Work to be completed:
Track down each line that has the word "Switching" and copy it.

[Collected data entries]
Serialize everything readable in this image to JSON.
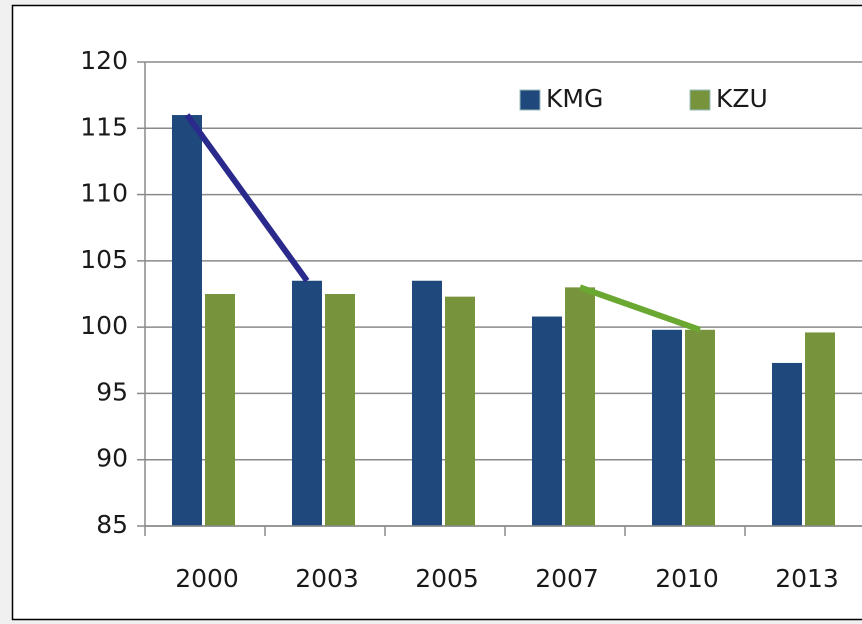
{
  "chart_data": {
    "type": "bar",
    "categories": [
      "2000",
      "2003",
      "2005",
      "2007",
      "2010",
      "2013"
    ],
    "series": [
      {
        "name": "KMG",
        "color": "#1f497d",
        "values": [
          116,
          103.5,
          103.5,
          100.8,
          99.8,
          97.3
        ]
      },
      {
        "name": "KZU",
        "color": "#77933c",
        "values": [
          102.5,
          102.5,
          102.3,
          103,
          99.8,
          99.6
        ]
      }
    ],
    "ylim": [
      85,
      120
    ],
    "yticks": [
      85,
      90,
      95,
      100,
      105,
      110,
      115,
      120
    ],
    "grid": true,
    "legend": "top-right",
    "trend_lines": [
      {
        "series": 0,
        "from": 0,
        "to": 1,
        "color": "#2a2a8c"
      },
      {
        "series": 1,
        "from": 3,
        "to": 4,
        "color": "#6aa832"
      }
    ]
  }
}
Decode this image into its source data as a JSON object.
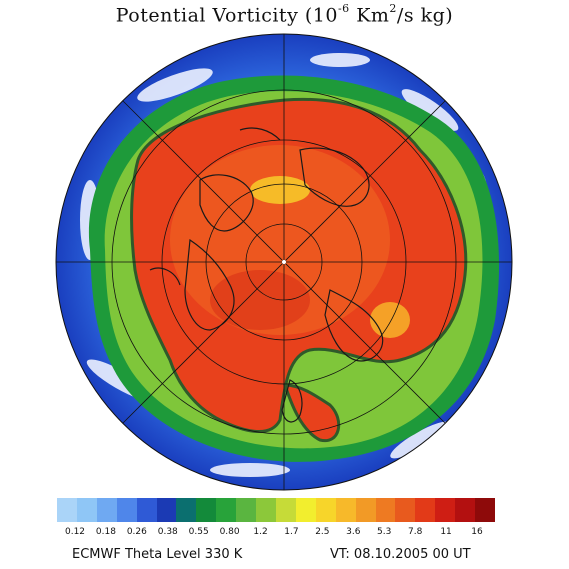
{
  "title": {
    "prefix": "Potential Vorticity (10",
    "exponent": "-6",
    "middle": " Km",
    "unit_exponent": "2",
    "suffix": "/s kg)"
  },
  "colorbar": {
    "colors": [
      "#aad4f8",
      "#8fc6f6",
      "#6fa9f2",
      "#4f86ea",
      "#2f5ad6",
      "#1b3ab4",
      "#0b6f6f",
      "#138a3a",
      "#28a33a",
      "#5ab540",
      "#8cc83a",
      "#c6db38",
      "#f2ee2e",
      "#f7d52a",
      "#f7b92a",
      "#f29a26",
      "#ee7a22",
      "#e85a1e",
      "#e23a18",
      "#cf1e14",
      "#b31010",
      "#8e0a0a"
    ],
    "tick_labels": [
      "0.12",
      "0.18",
      "0.26",
      "0.38",
      "0.55",
      "0.80",
      "1.2",
      "1.7",
      "2.5",
      "3.6",
      "5.3",
      "7.8",
      "11",
      "16"
    ]
  },
  "footer": {
    "level": "ECMWF Theta Level 330 K",
    "valid_time": "VT: 08.10.2005 00 UT"
  },
  "map": {
    "projection": "north-polar-stereographic",
    "ocean_colors": [
      "#1a3fbf",
      "#2f6ae0",
      "#f4f6ff",
      "#1e9a3a",
      "#7fc63a"
    ],
    "polar_vortex_colors": [
      "#e8411c",
      "#f06a23",
      "#f29a26",
      "#d62a16"
    ],
    "contour_color": "#2f5a2a",
    "coast_color": "#1a1a1a"
  }
}
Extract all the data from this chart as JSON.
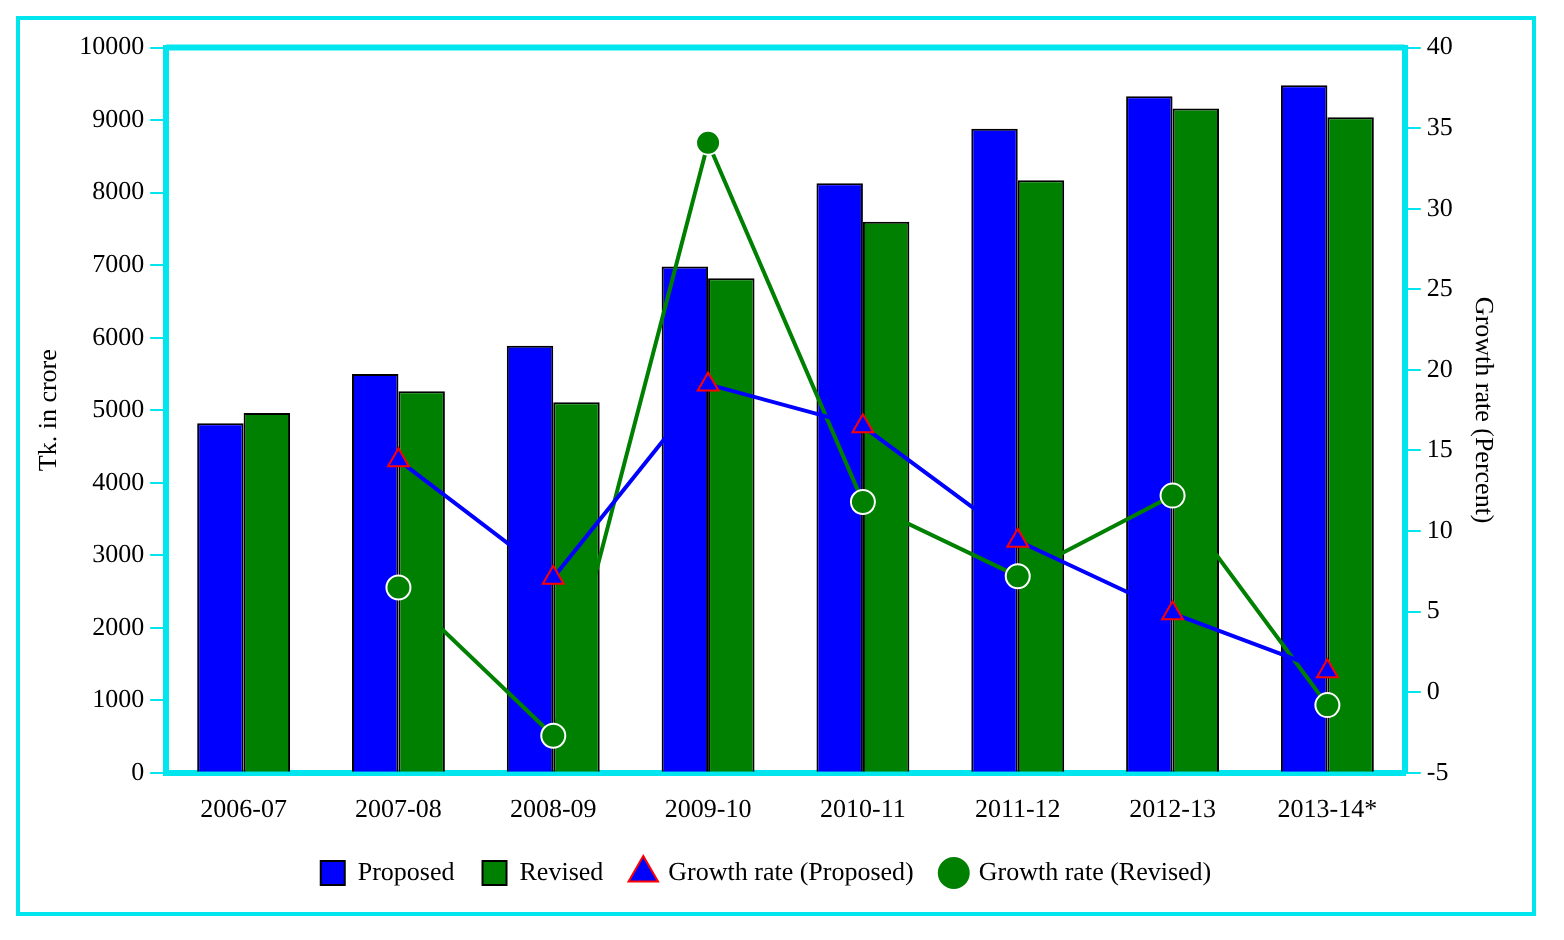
{
  "chart_data": {
    "type": "bar",
    "ylabel": "Tk. in crore",
    "y2label": "Growth rate (Percent)",
    "categories": [
      "2006-07",
      "2007-08",
      "2008-09",
      "2009-10",
      "2010-11",
      "2011-12",
      "2012-13",
      "2013-14*"
    ],
    "series": [
      {
        "name": "Proposed",
        "color": "#0000ff",
        "values": [
          4820,
          5500,
          5890,
          6980,
          8130,
          8880,
          9330,
          9480
        ]
      },
      {
        "name": "Revised",
        "color": "#008000",
        "values": [
          4960,
          5260,
          5110,
          6820,
          7600,
          8170,
          9160,
          9040
        ]
      },
      {
        "name": "Growth rate (Proposed)",
        "type": "line",
        "axis": "y2",
        "color": "#0000ff",
        "marker": "triangle",
        "values": [
          null,
          14.4,
          7.1,
          19.1,
          16.5,
          9.4,
          4.9,
          1.3
        ]
      },
      {
        "name": "Growth rate (Revised)",
        "type": "line",
        "axis": "y2",
        "color": "#008000",
        "marker": "circle",
        "values": [
          null,
          6.5,
          -2.7,
          34.1,
          11.8,
          7.2,
          12.2,
          -0.8
        ]
      }
    ],
    "ylim": [
      0,
      10000
    ],
    "yticks": [
      0,
      1000,
      2000,
      3000,
      4000,
      5000,
      6000,
      7000,
      8000,
      9000,
      10000
    ],
    "y2lim": [
      -5,
      40
    ],
    "y2ticks": [
      -5,
      0,
      5,
      10,
      15,
      20,
      25,
      30,
      35,
      40
    ],
    "grid": false,
    "legend": "bottom"
  }
}
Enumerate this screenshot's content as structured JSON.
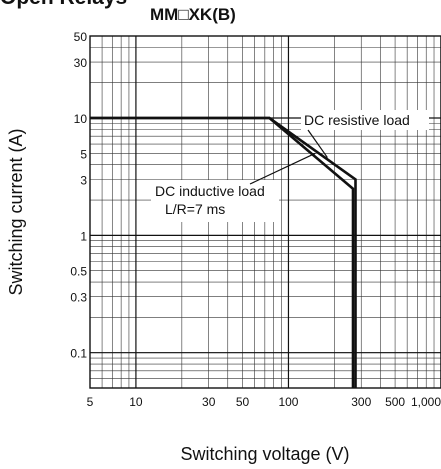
{
  "page_title": "Open Relays",
  "chart_title": "MM□XK(B)",
  "chart_data": {
    "type": "line",
    "title": "MM□XK(B)",
    "xlabel": "Switching voltage (V)",
    "ylabel": "Switching current (A)",
    "x_scale": "log",
    "y_scale": "log",
    "xlim": [
      5,
      1000
    ],
    "ylim": [
      0.05,
      50
    ],
    "grid": true,
    "x_ticks": [
      5,
      10,
      30,
      50,
      100,
      300,
      500,
      1000
    ],
    "x_tick_labels": [
      "5",
      "10",
      "30",
      "50",
      "100",
      "300",
      "500",
      "1,000"
    ],
    "y_ticks": [
      0.1,
      0.3,
      0.5,
      1,
      3,
      5,
      10,
      30,
      50
    ],
    "y_tick_labels": [
      "0.1",
      "0.3",
      "0.5",
      "1",
      "3",
      "5",
      "10",
      "30",
      "50"
    ],
    "series": [
      {
        "name": "DC resistive load",
        "x": [
          5,
          75,
          275,
          275
        ],
        "y": [
          10,
          10,
          3,
          0.05
        ]
      },
      {
        "name": "DC inductive load L/R=7 ms",
        "x": [
          5,
          75,
          265,
          265
        ],
        "y": [
          10,
          10,
          2.5,
          0.05
        ]
      }
    ],
    "annotations": [
      {
        "text": "DC resistive load",
        "target": "DC resistive load"
      },
      {
        "text": "DC inductive load",
        "line2": "L/R=7 ms",
        "target": "DC inductive load L/R=7 ms"
      }
    ]
  }
}
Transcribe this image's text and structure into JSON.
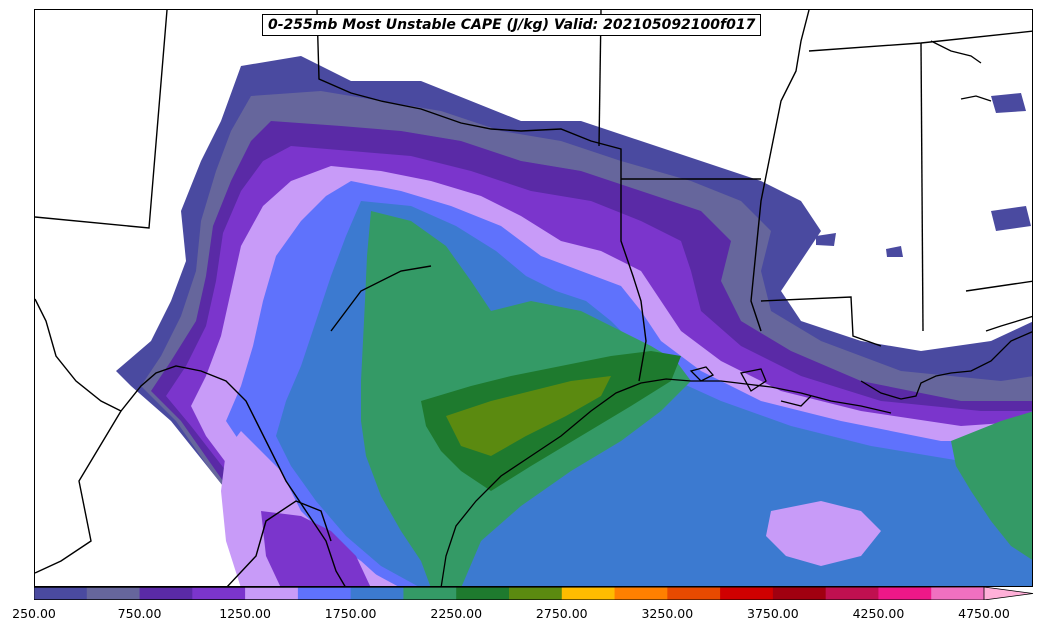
{
  "title": "0-255mb Most Unstable CAPE (J/kg) Valid: 202105092100f017",
  "colorbar": {
    "colors": [
      "#4a4aa0",
      "#66669c",
      "#5a2aa6",
      "#7b35cc",
      "#c89bf8",
      "#5f72fc",
      "#3c7ad0",
      "#349a66",
      "#1e7a2e",
      "#5b8a10",
      "#ffbc00",
      "#ff8000",
      "#e84a00",
      "#d00000",
      "#a00010",
      "#c01050",
      "#ee1888",
      "#f070c0",
      "#ffb0d8"
    ],
    "tick_labels": [
      "250.00",
      "750.00",
      "1250.00",
      "1750.00",
      "2250.00",
      "2750.00",
      "3250.00",
      "3750.00",
      "4250.00",
      "4750.00"
    ]
  },
  "map": {
    "fill_colors": {
      "band_250": "#4a4aa0",
      "band_500": "#66669c",
      "band_750": "#5a2aa6",
      "band_1000": "#7b35cc",
      "band_1250": "#c89bf8",
      "band_1500": "#5f72fc",
      "band_1750": "#3c7ad0",
      "band_2000": "#349a66",
      "band_2250": "#1e7a2e",
      "band_2500": "#5b8a10"
    }
  }
}
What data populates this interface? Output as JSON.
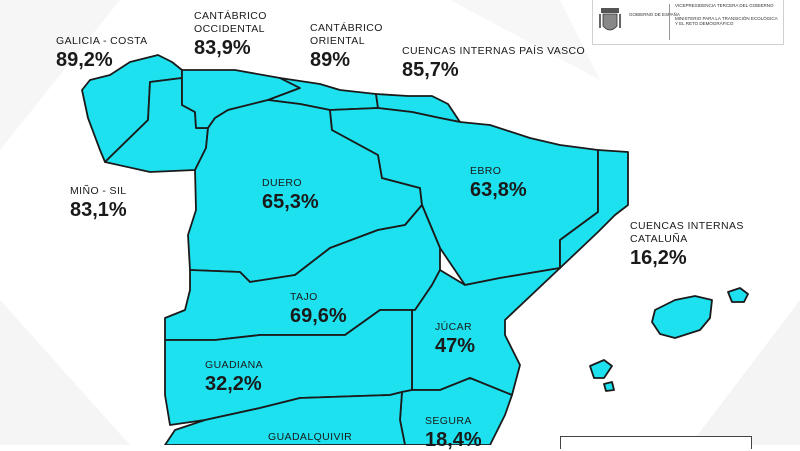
{
  "header": {
    "government": "GOBIERNO DE ESPAÑA",
    "ministry_line1": "VICEPRESIDENCIA TERCERA DEL GOBIERNO",
    "ministry_line2": "MINISTERIO PARA LA TRANSICIÓN ECOLÓGICA Y EL RETO DEMOGRÁFICO"
  },
  "basins": [
    {
      "id": "galicia-costa",
      "name": "GALICIA - COSTA",
      "value": "89,2%"
    },
    {
      "id": "cantabrico-occidental",
      "name": "CANTÁBRICO OCCIDENTAL",
      "value": "83,9%"
    },
    {
      "id": "cantabrico-oriental",
      "name": "CANTÁBRICO ORIENTAL",
      "value": "89%"
    },
    {
      "id": "cuencas-internas-pais-vasco",
      "name": "CUENCAS INTERNAS PAÍS VASCO",
      "value": "85,7%"
    },
    {
      "id": "mino-sil",
      "name": "MIÑO - SIL",
      "value": "83,1%"
    },
    {
      "id": "duero",
      "name": "DUERO",
      "value": "65,3%"
    },
    {
      "id": "ebro",
      "name": "EBRO",
      "value": "63,8%"
    },
    {
      "id": "cuencas-internas-cataluna",
      "name": "CUENCAS INTERNAS CATALUÑA",
      "value": "16,2%"
    },
    {
      "id": "tajo",
      "name": "TAJO",
      "value": "69,6%"
    },
    {
      "id": "jucar",
      "name": "JÚCAR",
      "value": "47%"
    },
    {
      "id": "guadiana",
      "name": "GUADIANA",
      "value": "32,2%"
    },
    {
      "id": "segura",
      "name": "SEGURA",
      "value": "18,4%"
    },
    {
      "id": "guadalquivir",
      "name": "GUADALQUIVIR",
      "value": ""
    }
  ],
  "colors": {
    "basin_fill": "#1de1ee",
    "border": "#1a1a1a",
    "text": "#1a1a1a"
  }
}
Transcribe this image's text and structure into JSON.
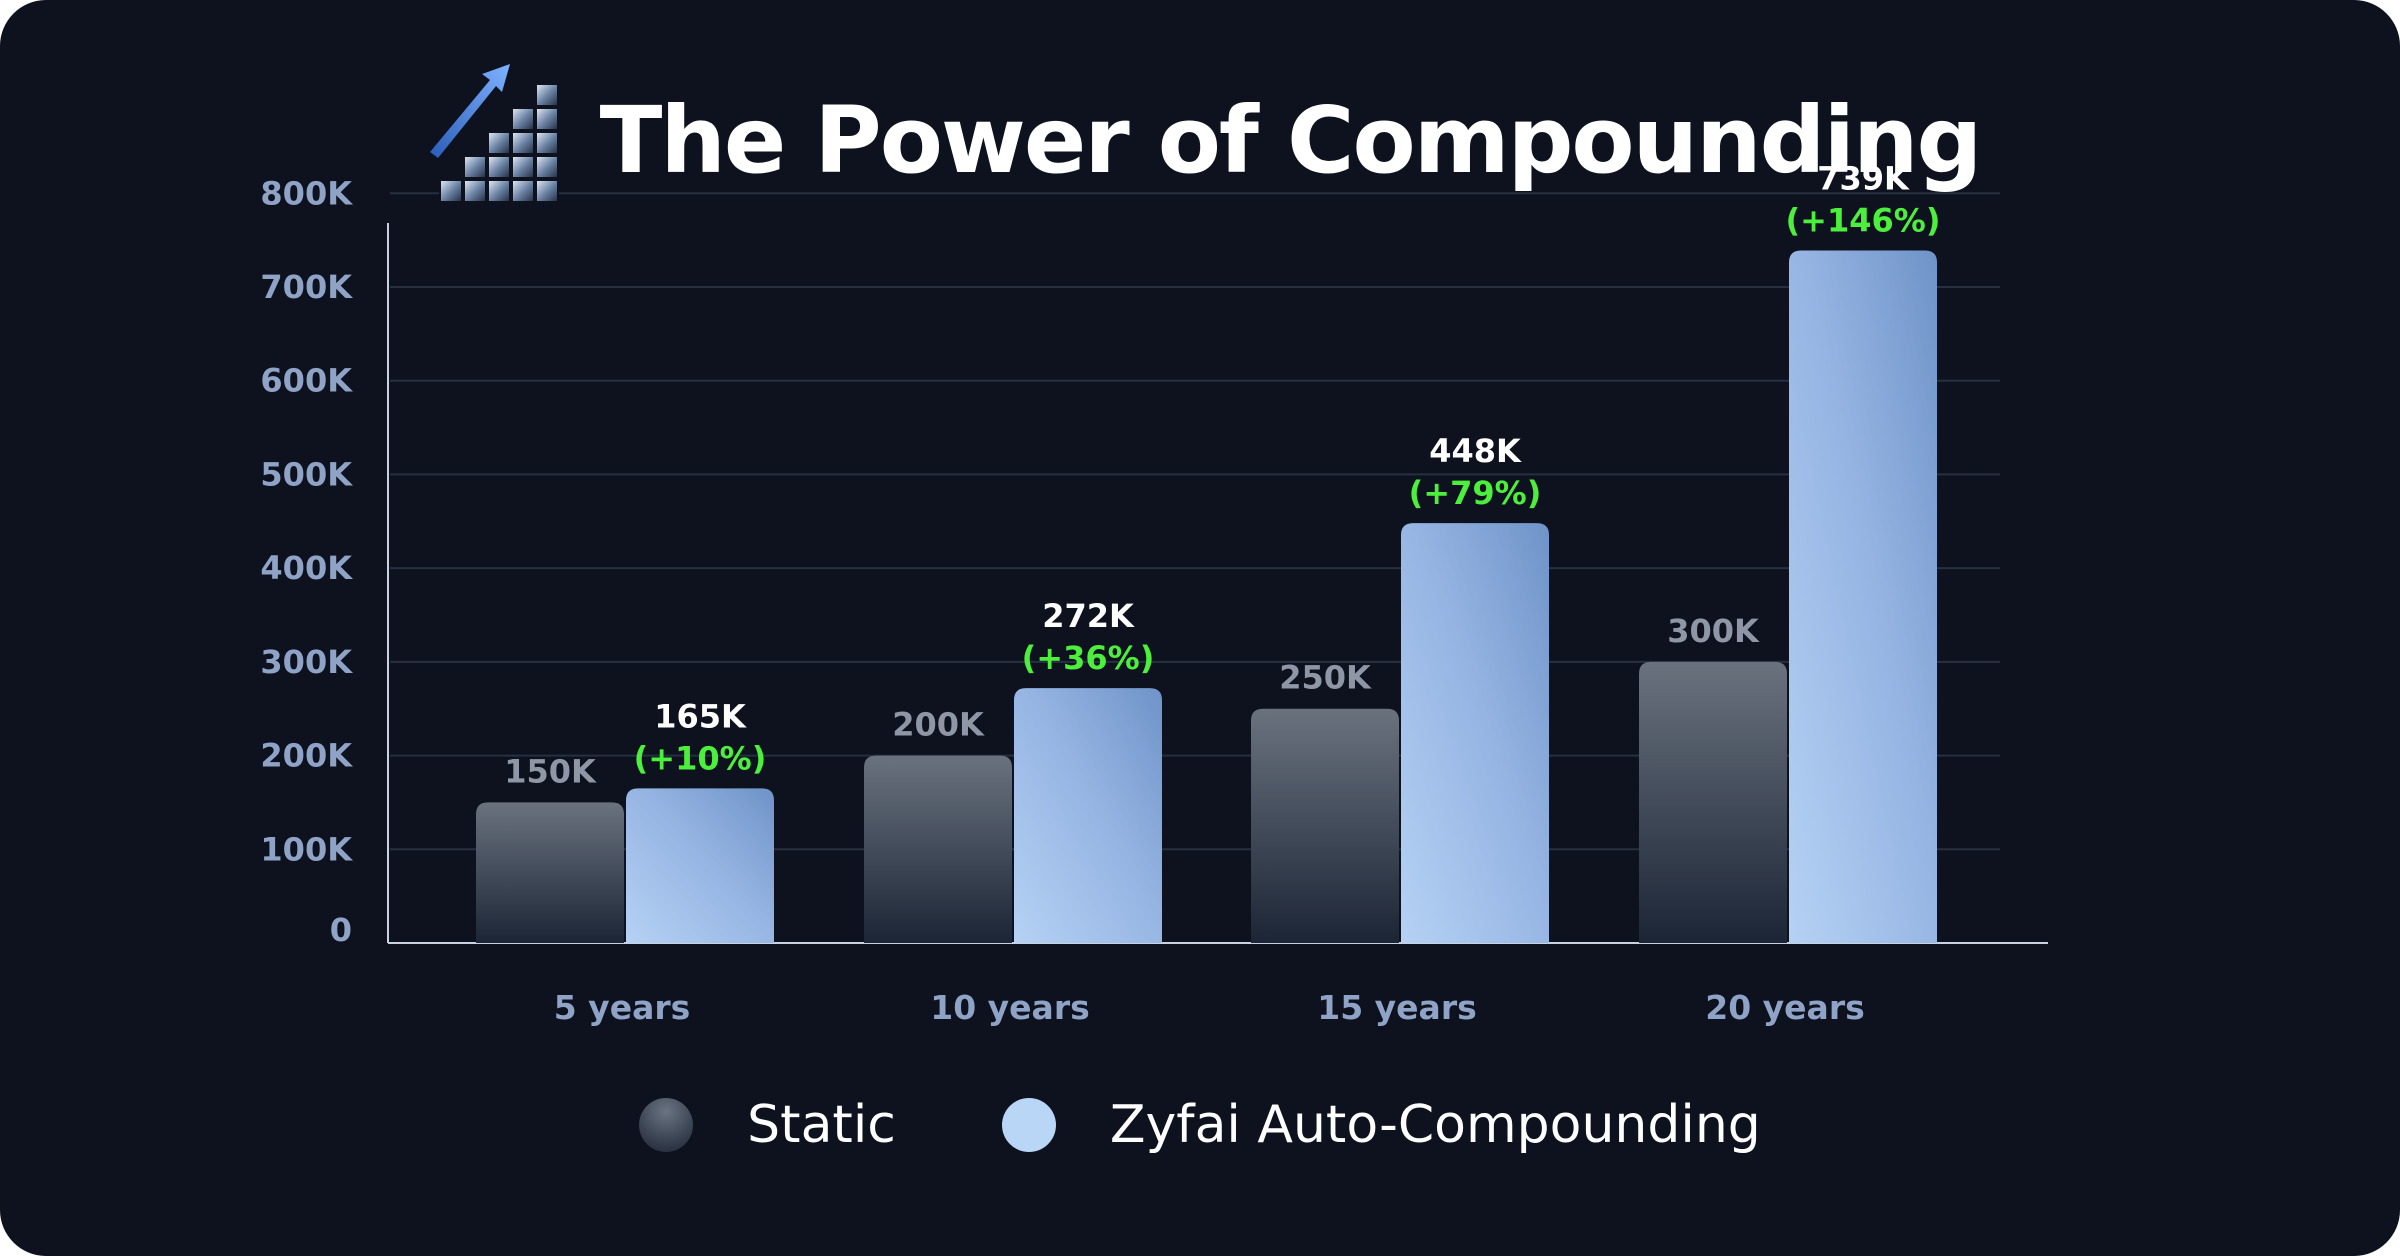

Written response:
    "xlabel": "Switching voltage (V)",
    "ylabel": "Switching current (A)",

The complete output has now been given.